Exercise goal: Find each line with the string "Abbildung" and report it.

Records for the exercise:

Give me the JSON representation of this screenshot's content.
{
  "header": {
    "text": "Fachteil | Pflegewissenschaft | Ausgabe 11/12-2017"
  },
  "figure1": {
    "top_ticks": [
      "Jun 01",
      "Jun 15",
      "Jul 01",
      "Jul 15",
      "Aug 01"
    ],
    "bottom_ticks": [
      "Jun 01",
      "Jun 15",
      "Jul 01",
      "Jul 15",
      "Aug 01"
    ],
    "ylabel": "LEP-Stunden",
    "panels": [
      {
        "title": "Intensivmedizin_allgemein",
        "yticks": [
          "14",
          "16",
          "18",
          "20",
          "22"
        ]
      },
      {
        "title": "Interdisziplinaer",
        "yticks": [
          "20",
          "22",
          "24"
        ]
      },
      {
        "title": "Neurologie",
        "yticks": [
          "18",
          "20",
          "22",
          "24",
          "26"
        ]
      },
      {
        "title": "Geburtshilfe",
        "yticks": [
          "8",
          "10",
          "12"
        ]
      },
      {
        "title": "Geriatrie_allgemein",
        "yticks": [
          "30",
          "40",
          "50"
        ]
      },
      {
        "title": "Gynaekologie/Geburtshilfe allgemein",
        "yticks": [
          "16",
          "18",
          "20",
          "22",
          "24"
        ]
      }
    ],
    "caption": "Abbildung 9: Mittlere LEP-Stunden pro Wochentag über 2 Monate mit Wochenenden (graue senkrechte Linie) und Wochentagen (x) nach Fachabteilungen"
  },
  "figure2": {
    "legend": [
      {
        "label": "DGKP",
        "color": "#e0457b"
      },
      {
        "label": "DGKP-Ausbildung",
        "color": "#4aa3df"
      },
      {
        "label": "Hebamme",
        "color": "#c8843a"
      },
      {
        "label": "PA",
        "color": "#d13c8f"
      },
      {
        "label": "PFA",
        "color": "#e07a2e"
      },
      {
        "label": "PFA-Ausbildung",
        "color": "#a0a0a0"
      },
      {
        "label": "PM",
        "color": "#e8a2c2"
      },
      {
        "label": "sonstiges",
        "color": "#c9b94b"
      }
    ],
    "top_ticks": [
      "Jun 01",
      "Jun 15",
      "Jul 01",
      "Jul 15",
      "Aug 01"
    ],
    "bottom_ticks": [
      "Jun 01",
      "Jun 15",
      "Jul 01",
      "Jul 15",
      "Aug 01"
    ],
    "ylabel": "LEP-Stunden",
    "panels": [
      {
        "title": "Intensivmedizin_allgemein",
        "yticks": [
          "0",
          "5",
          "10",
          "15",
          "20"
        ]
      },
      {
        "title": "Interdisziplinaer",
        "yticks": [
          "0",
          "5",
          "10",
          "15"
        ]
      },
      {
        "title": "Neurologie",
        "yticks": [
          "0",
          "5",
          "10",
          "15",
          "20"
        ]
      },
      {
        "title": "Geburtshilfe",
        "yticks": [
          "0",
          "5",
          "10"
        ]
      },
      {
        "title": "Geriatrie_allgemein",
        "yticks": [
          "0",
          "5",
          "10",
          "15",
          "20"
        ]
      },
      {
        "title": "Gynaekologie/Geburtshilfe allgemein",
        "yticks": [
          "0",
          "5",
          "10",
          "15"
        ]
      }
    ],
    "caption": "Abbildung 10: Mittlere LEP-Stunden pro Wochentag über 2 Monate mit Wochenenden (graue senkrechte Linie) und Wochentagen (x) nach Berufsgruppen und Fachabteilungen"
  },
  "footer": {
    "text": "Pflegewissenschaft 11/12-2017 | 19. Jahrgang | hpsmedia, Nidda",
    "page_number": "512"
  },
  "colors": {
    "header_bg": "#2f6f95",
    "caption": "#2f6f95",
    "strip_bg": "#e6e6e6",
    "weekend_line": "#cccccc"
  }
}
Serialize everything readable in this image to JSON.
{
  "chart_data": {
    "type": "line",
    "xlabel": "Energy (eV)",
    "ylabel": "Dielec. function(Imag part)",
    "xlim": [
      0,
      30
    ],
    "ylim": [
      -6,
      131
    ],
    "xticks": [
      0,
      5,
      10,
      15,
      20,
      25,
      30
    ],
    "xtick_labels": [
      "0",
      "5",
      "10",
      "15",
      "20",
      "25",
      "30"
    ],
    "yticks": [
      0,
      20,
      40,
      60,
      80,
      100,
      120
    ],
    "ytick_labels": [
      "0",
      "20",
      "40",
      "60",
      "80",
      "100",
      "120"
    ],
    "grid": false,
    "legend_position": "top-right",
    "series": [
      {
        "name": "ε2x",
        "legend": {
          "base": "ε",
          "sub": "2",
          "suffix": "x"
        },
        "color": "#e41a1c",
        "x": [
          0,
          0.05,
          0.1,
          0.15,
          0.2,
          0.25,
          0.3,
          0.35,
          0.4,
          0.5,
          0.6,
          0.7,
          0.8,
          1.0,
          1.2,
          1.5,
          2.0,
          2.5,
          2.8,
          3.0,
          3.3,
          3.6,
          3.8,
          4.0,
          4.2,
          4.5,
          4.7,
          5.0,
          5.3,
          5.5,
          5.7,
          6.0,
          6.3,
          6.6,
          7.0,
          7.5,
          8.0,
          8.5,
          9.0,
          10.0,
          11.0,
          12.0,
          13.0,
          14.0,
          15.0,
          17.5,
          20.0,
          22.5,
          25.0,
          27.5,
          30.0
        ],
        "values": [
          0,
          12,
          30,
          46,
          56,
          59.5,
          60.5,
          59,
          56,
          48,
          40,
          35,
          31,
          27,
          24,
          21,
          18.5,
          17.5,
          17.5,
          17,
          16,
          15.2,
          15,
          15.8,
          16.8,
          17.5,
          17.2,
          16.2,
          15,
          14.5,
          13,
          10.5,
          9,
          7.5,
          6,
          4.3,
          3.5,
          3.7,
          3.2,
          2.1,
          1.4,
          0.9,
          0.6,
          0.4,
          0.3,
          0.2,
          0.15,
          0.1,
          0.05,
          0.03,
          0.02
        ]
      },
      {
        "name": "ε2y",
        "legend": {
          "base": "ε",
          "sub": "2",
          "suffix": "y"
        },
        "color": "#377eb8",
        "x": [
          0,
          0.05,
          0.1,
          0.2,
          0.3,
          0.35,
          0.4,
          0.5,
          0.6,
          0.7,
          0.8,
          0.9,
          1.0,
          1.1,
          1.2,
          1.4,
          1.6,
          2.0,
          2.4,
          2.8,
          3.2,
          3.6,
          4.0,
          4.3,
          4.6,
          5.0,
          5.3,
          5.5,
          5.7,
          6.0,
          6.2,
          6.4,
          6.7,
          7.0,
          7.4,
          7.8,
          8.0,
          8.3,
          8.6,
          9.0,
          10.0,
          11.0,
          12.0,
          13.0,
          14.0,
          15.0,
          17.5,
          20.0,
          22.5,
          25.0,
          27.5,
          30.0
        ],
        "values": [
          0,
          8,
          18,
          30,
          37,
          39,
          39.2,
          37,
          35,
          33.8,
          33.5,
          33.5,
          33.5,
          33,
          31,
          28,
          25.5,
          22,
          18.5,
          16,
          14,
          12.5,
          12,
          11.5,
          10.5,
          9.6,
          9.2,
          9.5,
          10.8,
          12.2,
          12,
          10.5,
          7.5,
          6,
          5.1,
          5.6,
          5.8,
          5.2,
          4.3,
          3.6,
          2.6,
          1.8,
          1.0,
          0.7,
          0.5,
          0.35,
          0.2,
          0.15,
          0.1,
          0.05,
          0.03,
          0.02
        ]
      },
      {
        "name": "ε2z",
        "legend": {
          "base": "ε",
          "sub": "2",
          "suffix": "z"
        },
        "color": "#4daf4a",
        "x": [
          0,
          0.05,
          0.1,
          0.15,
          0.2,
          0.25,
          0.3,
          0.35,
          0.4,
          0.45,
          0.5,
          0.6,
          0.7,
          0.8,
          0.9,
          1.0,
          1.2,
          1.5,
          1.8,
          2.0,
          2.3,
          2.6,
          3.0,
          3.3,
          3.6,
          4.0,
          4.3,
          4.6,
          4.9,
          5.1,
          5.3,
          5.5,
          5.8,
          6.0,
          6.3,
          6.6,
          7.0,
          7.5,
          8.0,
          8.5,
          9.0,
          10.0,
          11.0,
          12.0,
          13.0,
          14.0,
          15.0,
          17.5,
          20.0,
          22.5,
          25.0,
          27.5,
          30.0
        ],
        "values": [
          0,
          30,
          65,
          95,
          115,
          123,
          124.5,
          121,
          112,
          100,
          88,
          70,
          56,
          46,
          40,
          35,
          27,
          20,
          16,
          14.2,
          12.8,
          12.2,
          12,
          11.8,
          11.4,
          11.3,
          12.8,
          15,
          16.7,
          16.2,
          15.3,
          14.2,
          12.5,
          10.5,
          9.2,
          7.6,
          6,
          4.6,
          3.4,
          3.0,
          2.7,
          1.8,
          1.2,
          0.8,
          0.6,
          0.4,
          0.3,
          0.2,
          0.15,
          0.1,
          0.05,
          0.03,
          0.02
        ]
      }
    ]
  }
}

Solution to the problem:
    "caption": "Abbildung 9: Mittlere LEP-Stunden pro Wochentag über 2 Monate mit Wochenenden (graue senkrechte Linie) und Wochentagen (x) nach Fachabteilungen"
    "caption": "Abbildung 10: Mittlere LEP-Stunden pro Wochentag über 2 Monate mit Wochenenden (graue senkrechte Linie) und Wochentagen (x) nach Berufsgruppen und Fachabteilungen"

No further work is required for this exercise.